*Description of the task*
Report every line in the listing that contains the string "from".

>> Start Data for the task

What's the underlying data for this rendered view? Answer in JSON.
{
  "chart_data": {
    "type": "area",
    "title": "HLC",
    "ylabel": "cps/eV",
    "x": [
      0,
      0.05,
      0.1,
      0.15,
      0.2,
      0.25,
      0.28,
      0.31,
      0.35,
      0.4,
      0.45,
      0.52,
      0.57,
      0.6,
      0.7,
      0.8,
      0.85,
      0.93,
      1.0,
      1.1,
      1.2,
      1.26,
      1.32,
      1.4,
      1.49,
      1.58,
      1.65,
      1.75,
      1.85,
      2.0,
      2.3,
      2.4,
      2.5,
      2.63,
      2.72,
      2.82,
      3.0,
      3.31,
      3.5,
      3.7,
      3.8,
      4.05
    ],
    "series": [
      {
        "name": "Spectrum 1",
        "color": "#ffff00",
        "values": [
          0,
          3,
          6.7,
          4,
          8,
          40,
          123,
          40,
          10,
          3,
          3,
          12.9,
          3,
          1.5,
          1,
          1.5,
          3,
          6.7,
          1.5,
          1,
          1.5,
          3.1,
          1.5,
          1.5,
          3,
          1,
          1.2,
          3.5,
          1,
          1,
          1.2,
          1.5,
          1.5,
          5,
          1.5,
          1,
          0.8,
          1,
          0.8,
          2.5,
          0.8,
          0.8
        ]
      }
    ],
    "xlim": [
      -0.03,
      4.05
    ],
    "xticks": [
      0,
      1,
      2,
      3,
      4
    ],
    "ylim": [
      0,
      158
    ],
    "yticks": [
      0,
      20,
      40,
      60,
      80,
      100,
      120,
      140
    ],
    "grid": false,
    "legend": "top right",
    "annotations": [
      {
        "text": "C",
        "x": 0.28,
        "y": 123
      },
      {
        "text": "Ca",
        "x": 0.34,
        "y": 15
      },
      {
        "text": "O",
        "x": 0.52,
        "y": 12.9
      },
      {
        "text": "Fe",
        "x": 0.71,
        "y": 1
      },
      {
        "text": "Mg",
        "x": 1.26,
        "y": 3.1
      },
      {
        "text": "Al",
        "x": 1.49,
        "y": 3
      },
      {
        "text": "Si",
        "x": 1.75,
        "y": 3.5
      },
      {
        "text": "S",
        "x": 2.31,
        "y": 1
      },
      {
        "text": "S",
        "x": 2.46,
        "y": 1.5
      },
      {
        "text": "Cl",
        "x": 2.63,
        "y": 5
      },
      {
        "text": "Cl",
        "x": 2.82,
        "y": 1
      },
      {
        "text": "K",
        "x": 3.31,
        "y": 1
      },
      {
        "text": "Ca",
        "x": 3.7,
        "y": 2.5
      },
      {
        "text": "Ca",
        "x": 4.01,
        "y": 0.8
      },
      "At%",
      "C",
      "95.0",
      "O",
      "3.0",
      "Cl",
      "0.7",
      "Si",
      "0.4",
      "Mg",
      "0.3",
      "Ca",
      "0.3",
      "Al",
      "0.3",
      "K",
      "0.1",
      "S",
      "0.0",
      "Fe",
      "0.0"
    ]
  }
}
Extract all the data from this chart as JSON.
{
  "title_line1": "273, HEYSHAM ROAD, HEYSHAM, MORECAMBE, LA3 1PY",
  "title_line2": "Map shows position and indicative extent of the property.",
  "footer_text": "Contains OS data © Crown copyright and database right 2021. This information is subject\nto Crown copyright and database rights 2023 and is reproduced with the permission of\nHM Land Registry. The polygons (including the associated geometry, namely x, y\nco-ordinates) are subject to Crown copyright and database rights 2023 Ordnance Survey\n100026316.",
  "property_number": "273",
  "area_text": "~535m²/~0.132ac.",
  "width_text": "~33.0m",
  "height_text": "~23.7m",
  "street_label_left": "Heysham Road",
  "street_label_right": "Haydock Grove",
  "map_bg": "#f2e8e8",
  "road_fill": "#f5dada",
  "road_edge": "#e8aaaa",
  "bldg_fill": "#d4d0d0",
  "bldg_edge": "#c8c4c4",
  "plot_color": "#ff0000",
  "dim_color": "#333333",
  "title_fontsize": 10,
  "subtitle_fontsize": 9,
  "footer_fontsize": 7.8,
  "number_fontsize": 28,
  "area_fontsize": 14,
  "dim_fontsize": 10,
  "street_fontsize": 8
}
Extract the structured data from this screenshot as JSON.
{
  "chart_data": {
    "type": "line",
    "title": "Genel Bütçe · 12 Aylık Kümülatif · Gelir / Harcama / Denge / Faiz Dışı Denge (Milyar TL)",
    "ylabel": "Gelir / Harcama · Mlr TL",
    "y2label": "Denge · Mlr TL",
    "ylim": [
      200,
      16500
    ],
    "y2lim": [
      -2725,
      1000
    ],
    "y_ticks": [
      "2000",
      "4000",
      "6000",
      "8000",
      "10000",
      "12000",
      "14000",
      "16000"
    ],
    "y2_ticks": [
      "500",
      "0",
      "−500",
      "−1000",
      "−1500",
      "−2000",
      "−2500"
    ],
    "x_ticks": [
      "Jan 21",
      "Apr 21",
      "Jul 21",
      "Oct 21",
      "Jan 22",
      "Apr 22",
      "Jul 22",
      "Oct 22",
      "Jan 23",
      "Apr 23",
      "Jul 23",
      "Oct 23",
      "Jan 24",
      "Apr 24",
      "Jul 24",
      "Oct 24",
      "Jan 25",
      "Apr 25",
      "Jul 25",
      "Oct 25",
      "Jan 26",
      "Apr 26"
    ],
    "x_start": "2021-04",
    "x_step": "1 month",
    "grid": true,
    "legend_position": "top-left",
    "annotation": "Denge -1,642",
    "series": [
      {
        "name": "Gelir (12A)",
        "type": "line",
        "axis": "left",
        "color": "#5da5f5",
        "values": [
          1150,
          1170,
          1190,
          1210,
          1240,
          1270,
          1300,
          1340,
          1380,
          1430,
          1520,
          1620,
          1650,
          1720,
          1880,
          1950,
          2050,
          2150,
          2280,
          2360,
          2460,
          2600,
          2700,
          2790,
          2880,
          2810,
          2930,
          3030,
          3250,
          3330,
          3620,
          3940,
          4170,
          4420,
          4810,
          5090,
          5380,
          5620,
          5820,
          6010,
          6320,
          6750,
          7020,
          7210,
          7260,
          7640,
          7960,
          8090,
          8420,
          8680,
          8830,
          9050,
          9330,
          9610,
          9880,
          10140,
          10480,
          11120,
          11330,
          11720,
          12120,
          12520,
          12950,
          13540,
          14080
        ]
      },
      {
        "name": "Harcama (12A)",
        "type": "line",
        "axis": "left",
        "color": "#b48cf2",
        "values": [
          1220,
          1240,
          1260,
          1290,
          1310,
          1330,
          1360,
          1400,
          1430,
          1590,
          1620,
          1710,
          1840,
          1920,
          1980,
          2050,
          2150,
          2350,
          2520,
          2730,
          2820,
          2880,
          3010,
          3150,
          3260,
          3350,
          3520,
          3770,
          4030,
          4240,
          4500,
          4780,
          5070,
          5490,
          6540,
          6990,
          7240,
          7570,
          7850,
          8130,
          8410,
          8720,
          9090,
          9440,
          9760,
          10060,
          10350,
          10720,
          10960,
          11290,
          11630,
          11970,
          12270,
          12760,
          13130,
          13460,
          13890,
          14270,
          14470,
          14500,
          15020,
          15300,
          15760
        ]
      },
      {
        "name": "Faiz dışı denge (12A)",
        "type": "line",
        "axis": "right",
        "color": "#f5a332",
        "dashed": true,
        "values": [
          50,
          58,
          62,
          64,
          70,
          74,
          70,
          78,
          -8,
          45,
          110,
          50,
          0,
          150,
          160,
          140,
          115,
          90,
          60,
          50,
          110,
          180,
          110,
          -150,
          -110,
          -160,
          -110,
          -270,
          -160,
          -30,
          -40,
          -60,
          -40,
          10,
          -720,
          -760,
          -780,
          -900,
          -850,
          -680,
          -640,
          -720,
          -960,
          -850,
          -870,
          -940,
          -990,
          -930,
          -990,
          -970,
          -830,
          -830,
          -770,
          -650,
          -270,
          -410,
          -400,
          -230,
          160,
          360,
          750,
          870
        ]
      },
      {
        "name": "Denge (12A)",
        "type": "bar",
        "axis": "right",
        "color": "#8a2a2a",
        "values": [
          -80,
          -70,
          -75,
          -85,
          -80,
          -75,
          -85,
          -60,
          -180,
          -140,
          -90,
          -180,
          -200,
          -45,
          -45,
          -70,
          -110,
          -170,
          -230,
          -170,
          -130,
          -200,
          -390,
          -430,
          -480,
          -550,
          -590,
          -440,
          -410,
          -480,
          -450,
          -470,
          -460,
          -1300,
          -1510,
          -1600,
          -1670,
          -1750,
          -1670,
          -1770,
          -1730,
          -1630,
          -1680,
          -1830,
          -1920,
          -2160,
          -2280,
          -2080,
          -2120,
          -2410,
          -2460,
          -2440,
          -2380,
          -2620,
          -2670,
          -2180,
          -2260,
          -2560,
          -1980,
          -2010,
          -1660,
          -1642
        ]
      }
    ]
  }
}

>> End Data for the task

*Solution*
Extract all the data from this chart as JSON.
Extract the structured data from this screenshot as JSON.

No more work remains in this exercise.